Available data:
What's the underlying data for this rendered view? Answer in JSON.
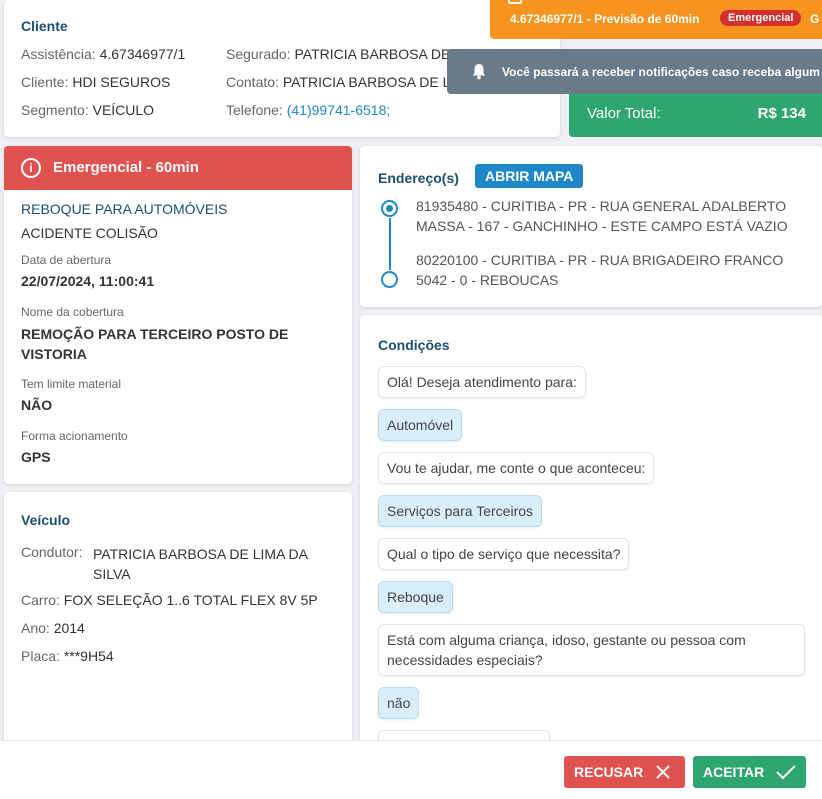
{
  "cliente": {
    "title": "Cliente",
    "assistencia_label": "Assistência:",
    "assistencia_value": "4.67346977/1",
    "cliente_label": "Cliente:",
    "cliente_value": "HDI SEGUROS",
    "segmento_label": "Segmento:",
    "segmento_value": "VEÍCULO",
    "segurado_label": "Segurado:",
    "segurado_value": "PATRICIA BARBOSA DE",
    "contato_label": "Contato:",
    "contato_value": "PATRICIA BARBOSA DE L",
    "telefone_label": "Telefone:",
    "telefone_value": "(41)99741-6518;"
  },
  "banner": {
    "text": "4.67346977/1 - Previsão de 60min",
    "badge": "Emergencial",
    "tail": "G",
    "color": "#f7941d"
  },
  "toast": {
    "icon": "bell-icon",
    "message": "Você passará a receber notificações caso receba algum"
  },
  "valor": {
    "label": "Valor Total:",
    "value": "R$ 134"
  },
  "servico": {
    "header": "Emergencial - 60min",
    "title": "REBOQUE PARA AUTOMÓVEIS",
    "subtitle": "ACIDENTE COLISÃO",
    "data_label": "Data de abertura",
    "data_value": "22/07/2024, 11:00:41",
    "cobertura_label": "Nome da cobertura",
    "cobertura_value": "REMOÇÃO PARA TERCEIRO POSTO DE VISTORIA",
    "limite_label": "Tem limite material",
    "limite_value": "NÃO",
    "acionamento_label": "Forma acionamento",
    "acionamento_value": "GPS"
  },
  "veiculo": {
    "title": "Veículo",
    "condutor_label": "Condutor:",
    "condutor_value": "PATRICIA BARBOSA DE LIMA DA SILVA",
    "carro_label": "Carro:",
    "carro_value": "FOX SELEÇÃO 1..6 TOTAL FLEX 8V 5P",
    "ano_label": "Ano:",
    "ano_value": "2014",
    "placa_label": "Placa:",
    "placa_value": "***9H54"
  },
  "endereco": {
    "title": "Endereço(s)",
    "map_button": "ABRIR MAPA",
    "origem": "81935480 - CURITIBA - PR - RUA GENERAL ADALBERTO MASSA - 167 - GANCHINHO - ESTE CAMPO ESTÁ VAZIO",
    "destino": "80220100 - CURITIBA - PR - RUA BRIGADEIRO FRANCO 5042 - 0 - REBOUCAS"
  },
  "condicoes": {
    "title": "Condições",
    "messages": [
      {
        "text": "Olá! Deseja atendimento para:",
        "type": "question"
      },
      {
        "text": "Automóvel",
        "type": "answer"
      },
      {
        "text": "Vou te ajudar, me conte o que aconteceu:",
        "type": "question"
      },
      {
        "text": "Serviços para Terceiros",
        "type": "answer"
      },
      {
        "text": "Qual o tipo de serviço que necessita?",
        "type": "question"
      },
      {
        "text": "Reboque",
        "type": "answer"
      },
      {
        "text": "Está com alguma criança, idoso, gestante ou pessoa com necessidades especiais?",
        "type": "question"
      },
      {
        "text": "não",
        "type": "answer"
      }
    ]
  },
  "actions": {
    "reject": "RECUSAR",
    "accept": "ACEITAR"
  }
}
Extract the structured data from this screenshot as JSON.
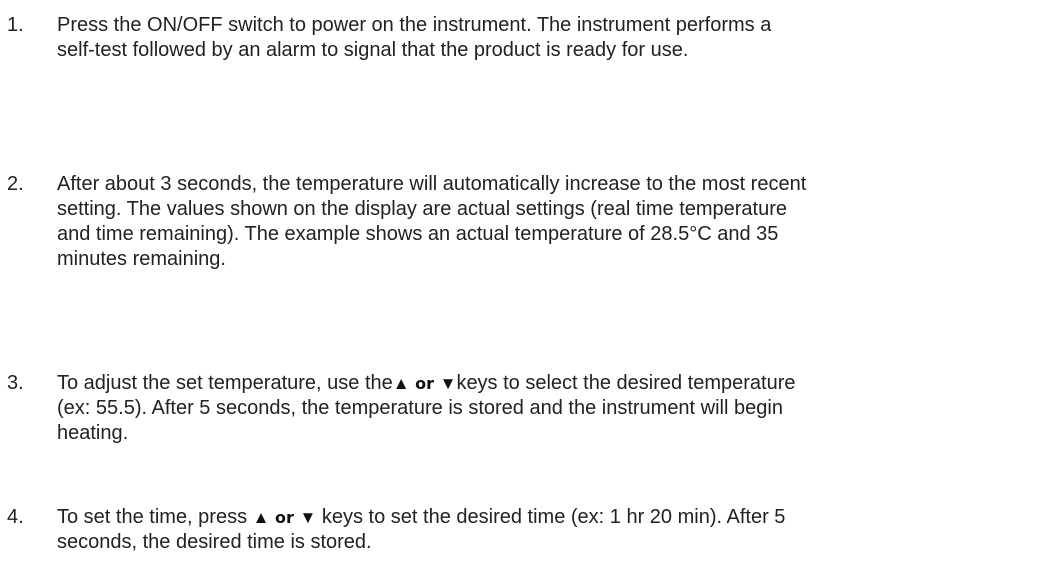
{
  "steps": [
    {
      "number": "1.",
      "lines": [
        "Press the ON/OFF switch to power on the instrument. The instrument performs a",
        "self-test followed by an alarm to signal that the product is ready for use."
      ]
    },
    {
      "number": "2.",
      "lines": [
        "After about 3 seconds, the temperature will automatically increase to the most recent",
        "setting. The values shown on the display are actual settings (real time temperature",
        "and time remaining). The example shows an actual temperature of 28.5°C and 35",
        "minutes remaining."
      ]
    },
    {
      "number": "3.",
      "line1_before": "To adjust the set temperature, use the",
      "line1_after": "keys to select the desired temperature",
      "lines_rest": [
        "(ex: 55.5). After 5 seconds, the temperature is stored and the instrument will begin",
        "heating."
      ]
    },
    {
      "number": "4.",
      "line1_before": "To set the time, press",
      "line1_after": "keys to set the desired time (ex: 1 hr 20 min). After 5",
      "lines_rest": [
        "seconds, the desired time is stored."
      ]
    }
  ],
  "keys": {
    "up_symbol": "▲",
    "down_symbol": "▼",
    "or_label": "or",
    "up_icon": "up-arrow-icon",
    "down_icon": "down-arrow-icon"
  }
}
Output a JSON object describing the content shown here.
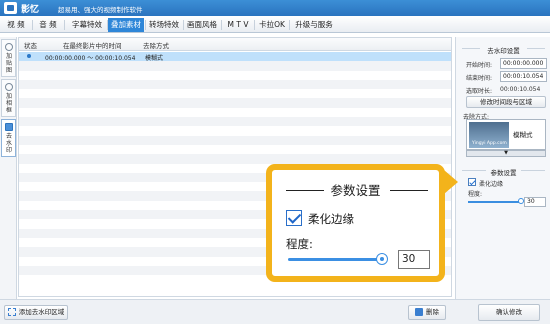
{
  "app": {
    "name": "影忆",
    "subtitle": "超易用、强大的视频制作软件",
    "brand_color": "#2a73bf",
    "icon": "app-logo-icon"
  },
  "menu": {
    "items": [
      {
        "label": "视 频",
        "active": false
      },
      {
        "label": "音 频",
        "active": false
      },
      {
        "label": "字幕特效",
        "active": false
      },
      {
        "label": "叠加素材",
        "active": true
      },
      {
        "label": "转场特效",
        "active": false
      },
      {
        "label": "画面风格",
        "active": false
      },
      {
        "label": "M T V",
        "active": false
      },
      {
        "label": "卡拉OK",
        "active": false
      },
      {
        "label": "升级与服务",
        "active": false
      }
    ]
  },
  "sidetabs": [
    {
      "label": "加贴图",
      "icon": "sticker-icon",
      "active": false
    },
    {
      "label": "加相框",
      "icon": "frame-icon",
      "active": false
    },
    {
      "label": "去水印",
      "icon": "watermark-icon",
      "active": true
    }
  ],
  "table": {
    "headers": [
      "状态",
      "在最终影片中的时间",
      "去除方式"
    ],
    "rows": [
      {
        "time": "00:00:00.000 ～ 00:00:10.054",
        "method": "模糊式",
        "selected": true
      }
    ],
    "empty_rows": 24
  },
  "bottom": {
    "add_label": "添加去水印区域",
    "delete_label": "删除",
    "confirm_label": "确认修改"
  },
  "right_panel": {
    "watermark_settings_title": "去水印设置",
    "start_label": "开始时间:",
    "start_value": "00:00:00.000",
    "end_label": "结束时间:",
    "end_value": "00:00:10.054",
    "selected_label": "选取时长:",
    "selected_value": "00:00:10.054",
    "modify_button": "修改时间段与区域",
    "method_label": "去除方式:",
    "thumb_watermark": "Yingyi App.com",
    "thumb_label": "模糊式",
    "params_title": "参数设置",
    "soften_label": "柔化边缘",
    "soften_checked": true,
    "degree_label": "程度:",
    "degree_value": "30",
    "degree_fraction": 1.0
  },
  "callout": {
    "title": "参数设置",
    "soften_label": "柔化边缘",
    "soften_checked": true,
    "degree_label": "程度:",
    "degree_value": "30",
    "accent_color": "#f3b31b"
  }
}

Stated exercise:
The answer is the number of lines in the preceding material that hold "icon"; write that number and nothing else.

Solution:
7